# Aim
From the start of the records through the line containing "credit-label: 责编： <box>235 459 302 485</box>", rewrite the lines with "credit-value" swapped for "credit-text" and everything else left as is.

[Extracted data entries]

------------------------

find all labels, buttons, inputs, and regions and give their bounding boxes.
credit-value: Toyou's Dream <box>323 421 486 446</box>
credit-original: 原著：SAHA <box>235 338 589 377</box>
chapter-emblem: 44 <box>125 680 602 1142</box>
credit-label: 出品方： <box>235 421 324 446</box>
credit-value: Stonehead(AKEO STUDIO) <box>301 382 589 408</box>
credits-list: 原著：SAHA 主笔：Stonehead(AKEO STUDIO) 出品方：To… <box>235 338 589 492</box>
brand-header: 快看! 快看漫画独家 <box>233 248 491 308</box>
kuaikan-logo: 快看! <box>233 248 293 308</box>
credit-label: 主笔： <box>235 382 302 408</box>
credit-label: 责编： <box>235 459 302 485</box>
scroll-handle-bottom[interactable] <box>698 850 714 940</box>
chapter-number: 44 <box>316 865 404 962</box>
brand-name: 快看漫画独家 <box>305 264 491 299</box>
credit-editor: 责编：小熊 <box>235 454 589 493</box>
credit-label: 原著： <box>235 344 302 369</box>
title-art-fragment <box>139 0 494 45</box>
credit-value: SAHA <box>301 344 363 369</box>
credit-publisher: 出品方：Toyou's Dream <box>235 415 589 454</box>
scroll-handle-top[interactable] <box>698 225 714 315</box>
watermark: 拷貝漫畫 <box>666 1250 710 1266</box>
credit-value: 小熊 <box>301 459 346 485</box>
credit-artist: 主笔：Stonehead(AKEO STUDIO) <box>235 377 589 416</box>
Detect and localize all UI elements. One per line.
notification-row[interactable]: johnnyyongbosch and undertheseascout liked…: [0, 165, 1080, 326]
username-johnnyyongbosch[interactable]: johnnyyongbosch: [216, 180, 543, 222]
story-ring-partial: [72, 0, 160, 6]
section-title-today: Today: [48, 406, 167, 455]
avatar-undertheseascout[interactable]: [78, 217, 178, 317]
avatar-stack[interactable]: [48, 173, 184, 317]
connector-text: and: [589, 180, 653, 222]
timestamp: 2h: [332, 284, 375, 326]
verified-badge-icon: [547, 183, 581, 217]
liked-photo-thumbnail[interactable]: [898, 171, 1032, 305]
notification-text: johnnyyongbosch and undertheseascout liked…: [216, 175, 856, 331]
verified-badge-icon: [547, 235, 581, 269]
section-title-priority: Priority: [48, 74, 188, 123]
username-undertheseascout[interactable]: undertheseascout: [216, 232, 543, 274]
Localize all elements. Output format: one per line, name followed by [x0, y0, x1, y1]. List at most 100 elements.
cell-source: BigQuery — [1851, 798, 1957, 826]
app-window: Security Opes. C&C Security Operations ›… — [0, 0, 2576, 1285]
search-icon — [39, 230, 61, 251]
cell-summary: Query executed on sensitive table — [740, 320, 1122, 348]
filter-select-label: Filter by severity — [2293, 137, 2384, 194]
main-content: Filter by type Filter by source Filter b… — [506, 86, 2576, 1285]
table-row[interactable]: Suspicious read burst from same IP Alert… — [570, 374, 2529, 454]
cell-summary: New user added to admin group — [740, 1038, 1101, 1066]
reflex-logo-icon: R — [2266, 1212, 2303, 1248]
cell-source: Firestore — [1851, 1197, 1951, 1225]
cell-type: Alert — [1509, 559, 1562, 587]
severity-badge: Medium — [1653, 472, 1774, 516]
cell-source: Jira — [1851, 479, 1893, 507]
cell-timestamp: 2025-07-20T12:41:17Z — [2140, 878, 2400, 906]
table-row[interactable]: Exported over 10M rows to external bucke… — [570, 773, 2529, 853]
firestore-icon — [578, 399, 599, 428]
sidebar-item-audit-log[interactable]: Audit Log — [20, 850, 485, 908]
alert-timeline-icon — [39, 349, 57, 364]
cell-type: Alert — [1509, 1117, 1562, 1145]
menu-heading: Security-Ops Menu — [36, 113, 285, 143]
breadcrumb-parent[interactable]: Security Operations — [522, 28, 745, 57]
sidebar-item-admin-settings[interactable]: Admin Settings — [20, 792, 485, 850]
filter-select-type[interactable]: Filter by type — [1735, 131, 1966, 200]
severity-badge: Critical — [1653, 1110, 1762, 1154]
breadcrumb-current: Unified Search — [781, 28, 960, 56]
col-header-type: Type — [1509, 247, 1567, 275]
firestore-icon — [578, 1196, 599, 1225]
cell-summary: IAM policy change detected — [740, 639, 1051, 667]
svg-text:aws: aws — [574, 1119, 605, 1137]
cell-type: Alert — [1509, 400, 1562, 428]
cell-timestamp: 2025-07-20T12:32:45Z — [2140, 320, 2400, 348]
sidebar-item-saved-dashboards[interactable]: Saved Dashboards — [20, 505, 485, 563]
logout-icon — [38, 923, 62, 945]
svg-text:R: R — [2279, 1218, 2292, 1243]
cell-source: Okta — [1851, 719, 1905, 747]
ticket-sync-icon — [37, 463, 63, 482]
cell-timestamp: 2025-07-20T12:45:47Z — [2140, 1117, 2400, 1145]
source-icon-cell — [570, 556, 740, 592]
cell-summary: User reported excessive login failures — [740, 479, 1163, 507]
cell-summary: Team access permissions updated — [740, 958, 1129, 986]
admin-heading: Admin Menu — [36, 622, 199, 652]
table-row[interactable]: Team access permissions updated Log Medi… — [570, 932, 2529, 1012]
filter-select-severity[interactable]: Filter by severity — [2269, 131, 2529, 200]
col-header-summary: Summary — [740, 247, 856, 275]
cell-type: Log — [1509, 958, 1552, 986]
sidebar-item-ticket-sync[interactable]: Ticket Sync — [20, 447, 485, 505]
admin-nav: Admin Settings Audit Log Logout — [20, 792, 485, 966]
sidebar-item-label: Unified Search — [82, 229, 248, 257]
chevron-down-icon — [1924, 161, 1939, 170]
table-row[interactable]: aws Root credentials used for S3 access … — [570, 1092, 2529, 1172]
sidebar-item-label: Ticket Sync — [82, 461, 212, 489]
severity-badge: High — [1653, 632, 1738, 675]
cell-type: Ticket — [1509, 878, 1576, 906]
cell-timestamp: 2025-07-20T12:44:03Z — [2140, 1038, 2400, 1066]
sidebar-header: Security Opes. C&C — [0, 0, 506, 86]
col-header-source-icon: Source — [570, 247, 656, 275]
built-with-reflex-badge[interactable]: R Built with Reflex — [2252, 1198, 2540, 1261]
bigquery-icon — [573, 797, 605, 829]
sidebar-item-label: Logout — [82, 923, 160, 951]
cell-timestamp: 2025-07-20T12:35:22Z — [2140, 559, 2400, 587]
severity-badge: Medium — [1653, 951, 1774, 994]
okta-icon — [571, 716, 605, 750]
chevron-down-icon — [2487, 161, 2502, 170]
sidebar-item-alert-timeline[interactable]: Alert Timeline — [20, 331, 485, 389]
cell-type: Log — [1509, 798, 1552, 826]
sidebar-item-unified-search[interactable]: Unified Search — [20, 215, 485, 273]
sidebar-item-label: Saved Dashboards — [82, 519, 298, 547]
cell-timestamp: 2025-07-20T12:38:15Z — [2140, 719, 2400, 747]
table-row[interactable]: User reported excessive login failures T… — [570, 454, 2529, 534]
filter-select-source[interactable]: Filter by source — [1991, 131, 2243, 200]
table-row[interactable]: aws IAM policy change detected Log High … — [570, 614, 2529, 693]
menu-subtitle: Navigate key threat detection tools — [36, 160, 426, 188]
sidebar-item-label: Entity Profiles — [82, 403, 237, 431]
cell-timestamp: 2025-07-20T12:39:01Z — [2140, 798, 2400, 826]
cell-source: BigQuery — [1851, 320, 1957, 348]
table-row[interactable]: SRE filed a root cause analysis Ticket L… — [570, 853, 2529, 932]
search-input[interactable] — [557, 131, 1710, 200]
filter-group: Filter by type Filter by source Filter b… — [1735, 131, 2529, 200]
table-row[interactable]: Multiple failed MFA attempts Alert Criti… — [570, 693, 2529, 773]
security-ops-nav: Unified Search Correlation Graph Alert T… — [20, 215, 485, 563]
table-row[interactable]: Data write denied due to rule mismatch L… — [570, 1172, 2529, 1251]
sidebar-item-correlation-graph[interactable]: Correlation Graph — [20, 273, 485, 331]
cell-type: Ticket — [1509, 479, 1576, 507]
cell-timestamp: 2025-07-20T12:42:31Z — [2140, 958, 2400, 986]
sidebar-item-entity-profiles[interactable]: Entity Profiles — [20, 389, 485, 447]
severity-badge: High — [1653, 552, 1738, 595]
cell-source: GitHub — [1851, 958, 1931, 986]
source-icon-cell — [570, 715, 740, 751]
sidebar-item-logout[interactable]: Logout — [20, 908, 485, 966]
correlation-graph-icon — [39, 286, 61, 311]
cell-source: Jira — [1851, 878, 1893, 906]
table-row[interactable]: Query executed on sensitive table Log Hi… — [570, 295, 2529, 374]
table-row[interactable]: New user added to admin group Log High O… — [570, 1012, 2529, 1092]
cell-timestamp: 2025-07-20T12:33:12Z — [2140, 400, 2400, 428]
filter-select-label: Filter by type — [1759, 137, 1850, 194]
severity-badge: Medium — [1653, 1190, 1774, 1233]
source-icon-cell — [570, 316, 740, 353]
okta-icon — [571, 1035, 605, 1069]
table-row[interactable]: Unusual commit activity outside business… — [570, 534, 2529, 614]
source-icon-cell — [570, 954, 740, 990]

------------------------

# Exercise response
find all labels, buttons, inputs, and regions and give their bounding boxes.
credit-text: Toyou's Dream <box>323 421 486 446</box>
credit-original: 原著：SAHA <box>235 338 589 377</box>
chapter-emblem: 44 <box>125 680 602 1142</box>
credit-label: 出品方： <box>235 421 324 446</box>
credit-text: Stonehead(AKEO STUDIO) <box>301 382 589 408</box>
credits-list: 原著：SAHA 主笔：Stonehead(AKEO STUDIO) 出品方：To… <box>235 338 589 492</box>
brand-header: 快看! 快看漫画独家 <box>233 248 491 308</box>
kuaikan-logo: 快看! <box>233 248 293 308</box>
credit-label: 主笔： <box>235 382 302 408</box>
credit-label: 责编： <box>235 459 302 485</box>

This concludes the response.